_Angezeigter Text_:
-----

Kriegstagebuch 12. Februar 1915

 Kaiser unter Druck durch die britische Blockade

Der niederländische Karikaturist Raemaekers zeigt den deutschen Kaiser unter Druck durch die britische Blockade.

Kriegstagebuch 1. Weltkrieg für Freitag den 12. Februar 1915:

Neutrale

Niederlande: Protest gegen die deutsche U-Boot-Blockade (Schweden folgt am 15. Februar).
Italien: Die Regierung teilt Österreich-Ungarn mit, dass sie weitere Aktionen auf dem Balkan als unfreundlichen Akt ansehen wird.
China: Die Regierung erklärt sich bereit, 12 der 21 Forderungen von Japan zu erfüllen. Dessen vollständiger Wortlaut wird von ihr am 17. Februar veröffentlicht.

Luftkrieg

Deutschland: Eine kaiserliche Order von Kaiser Wilhelm II. bringt zum Ausdruck, daß ‘große Hoffnungen auf dem Luftkrieg gegen England liegen, welcher mit größter Energie durchgeführt werden soll’. Eine Zielliste wird ausgegeben: Lagerstätten, Militärstützpunkte, Kasernen, Öl- und Benzinlager und die Docks von London. Angriffe auf die königlichen Residenzen oder Wohngebiete in London werden ausdrücklich untersagt.

Westfront

Die französische 60. Reserve-Division dringt in der Nähe von Souain vor und erobert Teile des Waldes von Sabot, welche aber später wieder verloren gehen. Ein schwerer Schneesturm verhindert die Artilleriebeobachtung und verzögert den Großangriff bis zum 16. Februar.
Die kanadische 1. Division landet in St. Nazaire an (die Ausschiffung ist am 15. Februar abgeschlossen).

Ostfront

Ostpreußen: ca. 1.500 russische Kavalleristen versuchen vergeblich, die Grenze zu überqueren und Khorzel zu überfallen, während Hindenburgs Verbände Mariampol und anderen Ortschaften nehmen.
Karpaten: Österreich-ungarische Truppen überqueren den Jablonitsa-Pass im Osten.

-----

Einträge aus einem Datensatz:
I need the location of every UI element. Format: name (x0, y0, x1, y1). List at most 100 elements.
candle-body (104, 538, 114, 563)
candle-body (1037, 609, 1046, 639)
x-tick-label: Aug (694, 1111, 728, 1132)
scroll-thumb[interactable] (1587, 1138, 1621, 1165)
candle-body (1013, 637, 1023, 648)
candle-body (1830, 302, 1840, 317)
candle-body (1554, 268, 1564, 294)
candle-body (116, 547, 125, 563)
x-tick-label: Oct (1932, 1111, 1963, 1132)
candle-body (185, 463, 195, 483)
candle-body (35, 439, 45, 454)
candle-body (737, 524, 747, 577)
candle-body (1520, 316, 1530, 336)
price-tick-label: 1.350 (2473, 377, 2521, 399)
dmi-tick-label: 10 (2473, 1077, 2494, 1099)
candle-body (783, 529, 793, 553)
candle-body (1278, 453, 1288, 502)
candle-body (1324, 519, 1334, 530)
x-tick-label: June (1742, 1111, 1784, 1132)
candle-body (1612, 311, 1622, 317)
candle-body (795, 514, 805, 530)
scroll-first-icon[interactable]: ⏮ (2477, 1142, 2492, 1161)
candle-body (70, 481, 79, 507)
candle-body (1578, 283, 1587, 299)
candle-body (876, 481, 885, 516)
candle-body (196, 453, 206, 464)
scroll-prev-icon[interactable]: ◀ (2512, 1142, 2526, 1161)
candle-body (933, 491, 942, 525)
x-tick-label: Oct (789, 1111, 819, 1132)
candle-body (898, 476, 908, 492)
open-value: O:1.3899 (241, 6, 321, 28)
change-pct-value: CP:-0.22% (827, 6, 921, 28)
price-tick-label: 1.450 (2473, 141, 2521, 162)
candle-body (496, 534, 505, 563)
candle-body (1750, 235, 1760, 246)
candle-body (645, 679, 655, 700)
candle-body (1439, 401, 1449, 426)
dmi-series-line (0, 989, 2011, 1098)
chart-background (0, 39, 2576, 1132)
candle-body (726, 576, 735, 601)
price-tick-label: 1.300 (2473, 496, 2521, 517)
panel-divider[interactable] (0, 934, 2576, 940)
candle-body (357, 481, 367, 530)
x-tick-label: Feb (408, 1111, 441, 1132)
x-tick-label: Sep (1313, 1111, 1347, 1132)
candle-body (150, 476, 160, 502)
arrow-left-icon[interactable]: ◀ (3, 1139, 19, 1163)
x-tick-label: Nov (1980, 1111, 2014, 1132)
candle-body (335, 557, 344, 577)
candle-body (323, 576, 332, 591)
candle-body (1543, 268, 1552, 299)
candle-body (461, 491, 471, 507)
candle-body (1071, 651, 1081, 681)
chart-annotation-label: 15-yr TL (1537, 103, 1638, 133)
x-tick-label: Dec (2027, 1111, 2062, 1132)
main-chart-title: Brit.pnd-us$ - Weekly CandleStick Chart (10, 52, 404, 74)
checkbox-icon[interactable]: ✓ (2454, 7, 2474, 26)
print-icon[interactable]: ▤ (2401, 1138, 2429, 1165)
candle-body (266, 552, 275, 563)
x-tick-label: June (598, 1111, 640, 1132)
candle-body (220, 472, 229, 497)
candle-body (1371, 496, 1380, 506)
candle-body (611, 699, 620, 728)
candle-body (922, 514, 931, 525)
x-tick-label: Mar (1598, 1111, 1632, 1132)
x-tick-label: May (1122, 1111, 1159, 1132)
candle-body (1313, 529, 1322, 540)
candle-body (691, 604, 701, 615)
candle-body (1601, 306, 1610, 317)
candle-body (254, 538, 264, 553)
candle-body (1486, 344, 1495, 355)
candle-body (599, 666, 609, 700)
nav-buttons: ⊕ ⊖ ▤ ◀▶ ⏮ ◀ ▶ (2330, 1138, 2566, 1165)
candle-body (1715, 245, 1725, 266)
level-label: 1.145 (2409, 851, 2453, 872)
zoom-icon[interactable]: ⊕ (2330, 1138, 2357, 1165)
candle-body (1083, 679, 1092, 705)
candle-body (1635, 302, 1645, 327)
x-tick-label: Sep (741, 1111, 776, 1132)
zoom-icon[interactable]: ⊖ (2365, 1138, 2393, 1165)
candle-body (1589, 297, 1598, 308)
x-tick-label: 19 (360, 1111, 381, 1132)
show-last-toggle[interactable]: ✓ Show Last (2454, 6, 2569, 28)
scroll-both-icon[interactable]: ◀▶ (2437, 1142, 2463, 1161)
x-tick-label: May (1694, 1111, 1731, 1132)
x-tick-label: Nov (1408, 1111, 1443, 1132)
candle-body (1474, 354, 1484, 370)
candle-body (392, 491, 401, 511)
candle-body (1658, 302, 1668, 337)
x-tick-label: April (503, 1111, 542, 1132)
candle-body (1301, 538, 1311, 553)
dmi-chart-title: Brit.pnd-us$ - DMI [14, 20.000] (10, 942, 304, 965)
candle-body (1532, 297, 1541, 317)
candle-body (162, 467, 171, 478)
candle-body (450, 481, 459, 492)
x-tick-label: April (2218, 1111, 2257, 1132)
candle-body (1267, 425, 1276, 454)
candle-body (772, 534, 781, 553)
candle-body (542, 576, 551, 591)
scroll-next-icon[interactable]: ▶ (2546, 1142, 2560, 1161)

-----

_Deine Aufgabe_:
Gib aus dem Kriegstagebuch ein Stück wortgetreu wieder: Fang bei den Worten „Der niederländische Karikaturist“ an und hör nach „17. Februar veröffentlicht.“ auf.

_Die Lösung_:
Der niederländische Karikaturist Raemaekers zeigt den deutschen Kaiser unter Druck durch die britische Blockade.

Kriegstagebuch 1. Weltkrieg für Freitag den 12. Februar 1915:

Neutrale

Niederlande: Protest gegen die deutsche U-Boot-Blockade (Schweden folgt am 15. Februar).
Italien: Die Regierung teilt Österreich-Ungarn mit, dass sie weitere Aktionen auf dem Balkan als unfreundlichen Akt ansehen wird.
China: Die Regierung erklärt sich bereit, 12 der 21 Forderungen von Japan zu erfüllen. Dessen vollständiger Wortlaut wird von ihr am 17. Februar veröffentlicht.